(Stored data entries)
————————
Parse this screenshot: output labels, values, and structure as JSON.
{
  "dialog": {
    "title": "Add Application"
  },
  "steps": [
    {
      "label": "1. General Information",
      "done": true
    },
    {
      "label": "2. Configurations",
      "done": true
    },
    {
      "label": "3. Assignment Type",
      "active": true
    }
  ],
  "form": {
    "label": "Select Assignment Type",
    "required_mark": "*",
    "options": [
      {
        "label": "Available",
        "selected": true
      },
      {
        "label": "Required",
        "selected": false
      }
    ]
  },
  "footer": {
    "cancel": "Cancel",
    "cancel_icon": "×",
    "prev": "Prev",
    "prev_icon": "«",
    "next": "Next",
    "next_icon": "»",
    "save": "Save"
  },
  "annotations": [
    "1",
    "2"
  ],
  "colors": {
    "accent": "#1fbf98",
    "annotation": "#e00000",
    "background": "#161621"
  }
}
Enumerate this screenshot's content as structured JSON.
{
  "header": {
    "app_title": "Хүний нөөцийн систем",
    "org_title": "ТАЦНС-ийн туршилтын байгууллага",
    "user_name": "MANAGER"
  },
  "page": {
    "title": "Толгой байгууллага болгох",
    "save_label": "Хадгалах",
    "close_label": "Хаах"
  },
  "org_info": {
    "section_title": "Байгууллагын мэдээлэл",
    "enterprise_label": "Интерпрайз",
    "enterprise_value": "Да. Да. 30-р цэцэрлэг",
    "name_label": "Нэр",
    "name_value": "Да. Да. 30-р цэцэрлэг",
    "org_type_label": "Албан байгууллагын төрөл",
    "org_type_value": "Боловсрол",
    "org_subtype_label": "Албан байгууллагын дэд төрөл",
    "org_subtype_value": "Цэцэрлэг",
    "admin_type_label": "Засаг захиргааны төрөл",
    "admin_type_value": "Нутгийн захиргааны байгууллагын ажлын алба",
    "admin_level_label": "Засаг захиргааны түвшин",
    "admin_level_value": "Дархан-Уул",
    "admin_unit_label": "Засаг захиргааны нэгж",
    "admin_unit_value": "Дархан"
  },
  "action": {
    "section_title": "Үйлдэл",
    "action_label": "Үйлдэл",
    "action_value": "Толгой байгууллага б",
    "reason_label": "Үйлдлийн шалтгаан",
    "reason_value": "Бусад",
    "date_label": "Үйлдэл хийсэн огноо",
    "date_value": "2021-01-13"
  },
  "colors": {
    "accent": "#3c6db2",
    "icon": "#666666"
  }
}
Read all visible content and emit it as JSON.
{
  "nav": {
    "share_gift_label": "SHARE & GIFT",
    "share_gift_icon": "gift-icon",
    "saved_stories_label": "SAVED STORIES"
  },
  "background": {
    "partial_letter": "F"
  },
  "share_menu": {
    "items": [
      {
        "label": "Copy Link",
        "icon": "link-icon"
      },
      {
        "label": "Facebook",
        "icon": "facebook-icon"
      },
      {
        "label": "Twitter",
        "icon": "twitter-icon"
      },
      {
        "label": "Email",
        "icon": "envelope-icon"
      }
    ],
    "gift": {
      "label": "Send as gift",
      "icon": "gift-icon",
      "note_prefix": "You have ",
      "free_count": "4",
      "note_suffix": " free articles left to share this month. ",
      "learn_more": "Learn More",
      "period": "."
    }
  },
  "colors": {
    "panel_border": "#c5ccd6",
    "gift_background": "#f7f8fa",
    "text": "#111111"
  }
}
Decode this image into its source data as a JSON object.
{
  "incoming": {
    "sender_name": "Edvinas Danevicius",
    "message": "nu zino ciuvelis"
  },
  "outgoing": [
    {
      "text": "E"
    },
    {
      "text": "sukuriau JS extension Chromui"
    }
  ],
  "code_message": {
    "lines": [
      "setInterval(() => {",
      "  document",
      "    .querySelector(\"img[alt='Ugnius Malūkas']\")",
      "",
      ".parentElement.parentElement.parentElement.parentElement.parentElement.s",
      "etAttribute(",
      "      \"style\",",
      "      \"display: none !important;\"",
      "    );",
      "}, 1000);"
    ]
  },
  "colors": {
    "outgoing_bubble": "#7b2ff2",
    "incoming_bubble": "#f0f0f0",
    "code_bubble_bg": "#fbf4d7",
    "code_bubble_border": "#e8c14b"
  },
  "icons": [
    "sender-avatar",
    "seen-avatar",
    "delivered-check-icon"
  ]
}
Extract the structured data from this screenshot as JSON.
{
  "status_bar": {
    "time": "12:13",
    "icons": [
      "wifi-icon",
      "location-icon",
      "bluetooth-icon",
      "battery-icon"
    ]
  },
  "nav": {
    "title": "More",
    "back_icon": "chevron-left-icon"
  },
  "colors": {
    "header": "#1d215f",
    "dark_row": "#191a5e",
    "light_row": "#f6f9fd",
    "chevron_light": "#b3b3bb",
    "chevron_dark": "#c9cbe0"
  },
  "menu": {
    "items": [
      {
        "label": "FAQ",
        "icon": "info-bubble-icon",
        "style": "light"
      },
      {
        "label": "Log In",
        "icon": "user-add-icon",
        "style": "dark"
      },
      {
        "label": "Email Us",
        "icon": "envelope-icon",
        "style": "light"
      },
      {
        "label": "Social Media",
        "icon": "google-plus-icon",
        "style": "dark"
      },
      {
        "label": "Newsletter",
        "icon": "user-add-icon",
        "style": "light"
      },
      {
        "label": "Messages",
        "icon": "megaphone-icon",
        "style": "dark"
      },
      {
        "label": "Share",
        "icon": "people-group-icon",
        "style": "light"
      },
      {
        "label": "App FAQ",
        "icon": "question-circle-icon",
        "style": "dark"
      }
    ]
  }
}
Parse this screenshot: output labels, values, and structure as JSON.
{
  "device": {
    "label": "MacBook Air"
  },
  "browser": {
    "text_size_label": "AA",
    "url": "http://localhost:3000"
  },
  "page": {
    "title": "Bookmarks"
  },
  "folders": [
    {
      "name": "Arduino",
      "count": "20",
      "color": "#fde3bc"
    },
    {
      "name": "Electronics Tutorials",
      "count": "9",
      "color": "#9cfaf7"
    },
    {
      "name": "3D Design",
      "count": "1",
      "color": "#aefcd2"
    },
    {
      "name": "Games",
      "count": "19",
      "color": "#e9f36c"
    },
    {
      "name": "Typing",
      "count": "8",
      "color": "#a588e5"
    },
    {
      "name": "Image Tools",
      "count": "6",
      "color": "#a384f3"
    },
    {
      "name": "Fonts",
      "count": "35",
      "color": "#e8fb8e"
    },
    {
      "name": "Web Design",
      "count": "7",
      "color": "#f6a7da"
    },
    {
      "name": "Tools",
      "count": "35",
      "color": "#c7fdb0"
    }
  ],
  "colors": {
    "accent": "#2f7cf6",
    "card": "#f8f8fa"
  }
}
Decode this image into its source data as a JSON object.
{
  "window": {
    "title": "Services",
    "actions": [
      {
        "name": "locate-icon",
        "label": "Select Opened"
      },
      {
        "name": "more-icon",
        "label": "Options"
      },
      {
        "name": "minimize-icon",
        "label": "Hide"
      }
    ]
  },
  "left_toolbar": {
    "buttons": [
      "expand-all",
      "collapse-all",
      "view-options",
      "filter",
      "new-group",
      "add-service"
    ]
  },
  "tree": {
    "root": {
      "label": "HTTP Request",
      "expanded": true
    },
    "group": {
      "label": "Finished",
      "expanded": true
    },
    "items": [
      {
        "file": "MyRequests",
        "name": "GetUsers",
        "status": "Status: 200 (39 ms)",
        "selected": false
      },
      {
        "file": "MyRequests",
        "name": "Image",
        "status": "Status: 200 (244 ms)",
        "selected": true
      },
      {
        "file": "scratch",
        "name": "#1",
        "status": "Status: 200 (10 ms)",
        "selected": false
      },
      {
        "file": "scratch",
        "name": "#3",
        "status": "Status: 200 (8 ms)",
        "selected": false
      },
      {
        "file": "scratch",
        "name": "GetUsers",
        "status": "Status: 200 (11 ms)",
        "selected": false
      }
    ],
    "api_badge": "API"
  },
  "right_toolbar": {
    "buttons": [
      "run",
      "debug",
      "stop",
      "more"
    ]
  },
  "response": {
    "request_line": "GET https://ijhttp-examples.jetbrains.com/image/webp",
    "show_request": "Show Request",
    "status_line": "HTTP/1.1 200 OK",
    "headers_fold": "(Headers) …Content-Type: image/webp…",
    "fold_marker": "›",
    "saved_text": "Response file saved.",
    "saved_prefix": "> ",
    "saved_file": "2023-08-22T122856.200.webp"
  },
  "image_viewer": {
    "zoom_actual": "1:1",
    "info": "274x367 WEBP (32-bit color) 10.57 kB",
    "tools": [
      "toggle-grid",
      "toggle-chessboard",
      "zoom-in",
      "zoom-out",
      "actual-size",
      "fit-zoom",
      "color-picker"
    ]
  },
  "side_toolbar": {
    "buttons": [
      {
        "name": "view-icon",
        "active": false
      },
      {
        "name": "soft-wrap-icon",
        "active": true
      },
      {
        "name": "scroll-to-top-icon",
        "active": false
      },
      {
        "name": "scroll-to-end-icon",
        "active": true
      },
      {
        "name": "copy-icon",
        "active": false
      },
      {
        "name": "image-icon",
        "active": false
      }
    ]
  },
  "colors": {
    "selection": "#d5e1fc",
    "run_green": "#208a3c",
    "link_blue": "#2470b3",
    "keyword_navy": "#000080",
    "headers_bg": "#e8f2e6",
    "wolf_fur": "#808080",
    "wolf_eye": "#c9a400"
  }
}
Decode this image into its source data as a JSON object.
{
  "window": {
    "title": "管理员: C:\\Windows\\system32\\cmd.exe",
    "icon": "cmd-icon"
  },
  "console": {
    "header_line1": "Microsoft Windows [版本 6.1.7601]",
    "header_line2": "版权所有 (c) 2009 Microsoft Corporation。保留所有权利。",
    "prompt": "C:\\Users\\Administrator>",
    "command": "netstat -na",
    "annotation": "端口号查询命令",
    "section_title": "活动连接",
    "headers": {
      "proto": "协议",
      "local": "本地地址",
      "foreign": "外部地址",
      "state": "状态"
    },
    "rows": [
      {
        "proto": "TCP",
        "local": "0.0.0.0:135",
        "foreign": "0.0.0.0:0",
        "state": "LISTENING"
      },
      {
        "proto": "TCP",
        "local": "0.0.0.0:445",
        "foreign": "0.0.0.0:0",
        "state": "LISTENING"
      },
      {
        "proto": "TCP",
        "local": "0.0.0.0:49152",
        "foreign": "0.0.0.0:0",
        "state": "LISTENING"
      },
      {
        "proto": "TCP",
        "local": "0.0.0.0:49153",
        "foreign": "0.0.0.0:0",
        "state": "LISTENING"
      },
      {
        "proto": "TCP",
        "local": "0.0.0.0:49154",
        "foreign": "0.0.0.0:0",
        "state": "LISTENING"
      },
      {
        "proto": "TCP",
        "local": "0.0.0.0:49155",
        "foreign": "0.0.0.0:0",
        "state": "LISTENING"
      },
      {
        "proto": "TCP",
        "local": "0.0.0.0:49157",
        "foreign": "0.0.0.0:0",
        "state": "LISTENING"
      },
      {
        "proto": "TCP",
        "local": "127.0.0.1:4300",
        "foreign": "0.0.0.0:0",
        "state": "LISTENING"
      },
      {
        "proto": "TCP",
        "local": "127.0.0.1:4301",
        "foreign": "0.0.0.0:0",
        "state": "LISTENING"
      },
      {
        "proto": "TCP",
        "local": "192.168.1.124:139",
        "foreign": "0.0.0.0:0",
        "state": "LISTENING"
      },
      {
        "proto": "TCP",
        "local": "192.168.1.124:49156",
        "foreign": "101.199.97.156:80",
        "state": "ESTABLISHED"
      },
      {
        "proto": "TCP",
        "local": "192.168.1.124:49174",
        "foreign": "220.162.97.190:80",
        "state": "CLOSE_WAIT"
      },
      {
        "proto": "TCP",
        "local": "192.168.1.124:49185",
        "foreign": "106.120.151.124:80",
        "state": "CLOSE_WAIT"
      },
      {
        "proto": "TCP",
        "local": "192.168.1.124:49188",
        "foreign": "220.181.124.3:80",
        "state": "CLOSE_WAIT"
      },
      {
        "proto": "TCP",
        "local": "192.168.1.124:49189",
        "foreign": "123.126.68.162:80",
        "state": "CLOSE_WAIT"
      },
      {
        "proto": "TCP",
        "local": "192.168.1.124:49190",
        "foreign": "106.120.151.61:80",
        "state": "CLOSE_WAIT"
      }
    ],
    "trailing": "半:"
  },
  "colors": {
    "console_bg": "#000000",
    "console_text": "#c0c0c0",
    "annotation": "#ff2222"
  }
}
————————
> TASK PROMPT: The lines to collect are those holding the string "accent"; copy them all.

> SOLUTION FOR THIS TASK:
    "accent": "#1fbf98",
    "accent": "#3c6db2",
    "accent": "#2f7cf6",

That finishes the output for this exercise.